Identify the lines in the data below that contain "feveral" and give only how many there are.

────────────────────────────────────────

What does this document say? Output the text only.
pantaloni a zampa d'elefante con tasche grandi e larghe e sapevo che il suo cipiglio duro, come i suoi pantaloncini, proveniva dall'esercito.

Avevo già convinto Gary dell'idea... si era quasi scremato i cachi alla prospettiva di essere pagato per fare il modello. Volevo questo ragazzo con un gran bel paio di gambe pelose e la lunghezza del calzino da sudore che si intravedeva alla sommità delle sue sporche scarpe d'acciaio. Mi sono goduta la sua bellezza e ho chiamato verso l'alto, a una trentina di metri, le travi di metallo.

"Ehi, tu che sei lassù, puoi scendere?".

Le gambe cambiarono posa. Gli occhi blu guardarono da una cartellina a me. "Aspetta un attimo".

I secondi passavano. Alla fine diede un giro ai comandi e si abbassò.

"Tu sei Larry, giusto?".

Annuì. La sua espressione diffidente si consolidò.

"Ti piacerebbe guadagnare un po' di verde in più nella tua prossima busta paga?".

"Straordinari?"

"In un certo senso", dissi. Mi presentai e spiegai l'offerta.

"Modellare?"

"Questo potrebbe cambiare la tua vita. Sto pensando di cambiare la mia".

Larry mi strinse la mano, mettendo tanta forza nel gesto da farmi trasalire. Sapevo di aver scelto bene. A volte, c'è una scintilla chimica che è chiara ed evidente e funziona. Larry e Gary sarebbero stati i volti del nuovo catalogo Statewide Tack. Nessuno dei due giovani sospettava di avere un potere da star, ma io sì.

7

────────────────────────────────────────

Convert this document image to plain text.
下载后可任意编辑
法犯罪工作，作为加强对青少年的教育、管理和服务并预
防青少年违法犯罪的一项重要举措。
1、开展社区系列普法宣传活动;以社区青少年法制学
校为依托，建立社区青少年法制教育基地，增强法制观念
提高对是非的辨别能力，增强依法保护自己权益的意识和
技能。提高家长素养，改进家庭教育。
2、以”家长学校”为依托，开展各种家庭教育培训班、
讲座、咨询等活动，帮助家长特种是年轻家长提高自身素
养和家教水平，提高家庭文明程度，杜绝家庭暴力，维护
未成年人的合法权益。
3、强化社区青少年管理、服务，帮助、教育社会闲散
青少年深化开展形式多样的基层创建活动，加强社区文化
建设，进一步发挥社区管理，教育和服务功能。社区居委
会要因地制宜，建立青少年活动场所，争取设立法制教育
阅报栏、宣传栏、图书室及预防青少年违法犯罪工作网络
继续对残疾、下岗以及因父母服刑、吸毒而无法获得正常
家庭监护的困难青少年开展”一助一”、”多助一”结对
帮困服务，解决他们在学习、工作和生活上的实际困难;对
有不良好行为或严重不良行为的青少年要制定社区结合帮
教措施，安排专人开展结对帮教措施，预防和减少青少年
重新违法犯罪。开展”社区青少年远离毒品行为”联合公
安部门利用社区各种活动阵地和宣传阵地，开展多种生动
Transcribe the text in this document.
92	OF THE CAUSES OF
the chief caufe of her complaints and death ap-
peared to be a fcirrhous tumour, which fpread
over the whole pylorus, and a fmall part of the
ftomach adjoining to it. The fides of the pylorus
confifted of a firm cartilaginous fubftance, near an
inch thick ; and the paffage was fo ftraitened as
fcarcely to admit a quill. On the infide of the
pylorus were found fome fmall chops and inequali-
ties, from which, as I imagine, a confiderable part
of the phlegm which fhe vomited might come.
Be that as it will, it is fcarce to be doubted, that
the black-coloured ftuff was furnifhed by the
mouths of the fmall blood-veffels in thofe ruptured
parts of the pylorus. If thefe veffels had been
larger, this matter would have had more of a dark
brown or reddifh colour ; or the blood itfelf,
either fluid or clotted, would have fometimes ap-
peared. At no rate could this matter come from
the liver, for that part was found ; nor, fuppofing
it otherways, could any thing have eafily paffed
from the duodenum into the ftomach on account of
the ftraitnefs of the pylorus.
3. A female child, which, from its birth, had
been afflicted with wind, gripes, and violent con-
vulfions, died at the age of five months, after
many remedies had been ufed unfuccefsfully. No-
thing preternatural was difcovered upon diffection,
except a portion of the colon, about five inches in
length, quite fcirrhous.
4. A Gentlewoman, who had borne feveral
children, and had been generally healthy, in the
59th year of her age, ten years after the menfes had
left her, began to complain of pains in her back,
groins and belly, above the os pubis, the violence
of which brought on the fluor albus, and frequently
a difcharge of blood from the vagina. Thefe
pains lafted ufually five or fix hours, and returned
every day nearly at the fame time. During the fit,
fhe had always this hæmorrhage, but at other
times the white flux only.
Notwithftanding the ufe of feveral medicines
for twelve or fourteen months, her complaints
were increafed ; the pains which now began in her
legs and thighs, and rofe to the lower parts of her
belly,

────────────────────────────────────────

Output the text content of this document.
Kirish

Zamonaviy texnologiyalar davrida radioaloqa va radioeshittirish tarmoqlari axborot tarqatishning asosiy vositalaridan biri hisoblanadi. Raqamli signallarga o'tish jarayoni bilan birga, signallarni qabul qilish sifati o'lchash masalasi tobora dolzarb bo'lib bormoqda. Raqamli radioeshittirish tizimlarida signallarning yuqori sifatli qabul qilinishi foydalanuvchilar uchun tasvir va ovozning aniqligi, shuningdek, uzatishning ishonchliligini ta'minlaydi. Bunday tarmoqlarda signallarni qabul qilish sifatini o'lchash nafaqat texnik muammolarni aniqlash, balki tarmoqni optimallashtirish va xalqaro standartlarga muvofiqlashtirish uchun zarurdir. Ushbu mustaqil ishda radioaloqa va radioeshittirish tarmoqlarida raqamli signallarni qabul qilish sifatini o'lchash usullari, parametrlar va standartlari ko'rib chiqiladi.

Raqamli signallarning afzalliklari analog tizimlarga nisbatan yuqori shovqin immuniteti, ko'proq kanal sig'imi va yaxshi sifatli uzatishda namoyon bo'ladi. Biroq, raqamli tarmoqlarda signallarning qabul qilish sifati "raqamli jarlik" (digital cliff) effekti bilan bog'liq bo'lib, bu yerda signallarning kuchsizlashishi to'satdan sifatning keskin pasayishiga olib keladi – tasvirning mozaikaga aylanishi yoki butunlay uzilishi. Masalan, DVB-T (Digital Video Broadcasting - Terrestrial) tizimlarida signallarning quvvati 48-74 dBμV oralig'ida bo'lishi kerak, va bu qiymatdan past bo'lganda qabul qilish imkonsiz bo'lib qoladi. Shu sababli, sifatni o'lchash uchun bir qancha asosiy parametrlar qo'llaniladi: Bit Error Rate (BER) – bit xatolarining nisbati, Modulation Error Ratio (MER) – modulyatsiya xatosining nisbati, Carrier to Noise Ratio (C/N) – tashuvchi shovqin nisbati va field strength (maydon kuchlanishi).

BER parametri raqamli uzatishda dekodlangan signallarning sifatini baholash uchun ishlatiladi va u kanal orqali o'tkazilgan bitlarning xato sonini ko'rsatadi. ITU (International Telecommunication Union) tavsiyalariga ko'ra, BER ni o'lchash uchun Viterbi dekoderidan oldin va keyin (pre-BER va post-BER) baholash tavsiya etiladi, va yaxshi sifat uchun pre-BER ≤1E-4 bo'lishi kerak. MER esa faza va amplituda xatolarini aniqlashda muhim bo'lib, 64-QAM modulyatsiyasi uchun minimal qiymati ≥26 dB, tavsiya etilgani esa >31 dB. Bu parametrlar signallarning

────────────────────────────────────────

▸ **WRITTEN ANSWER**: 2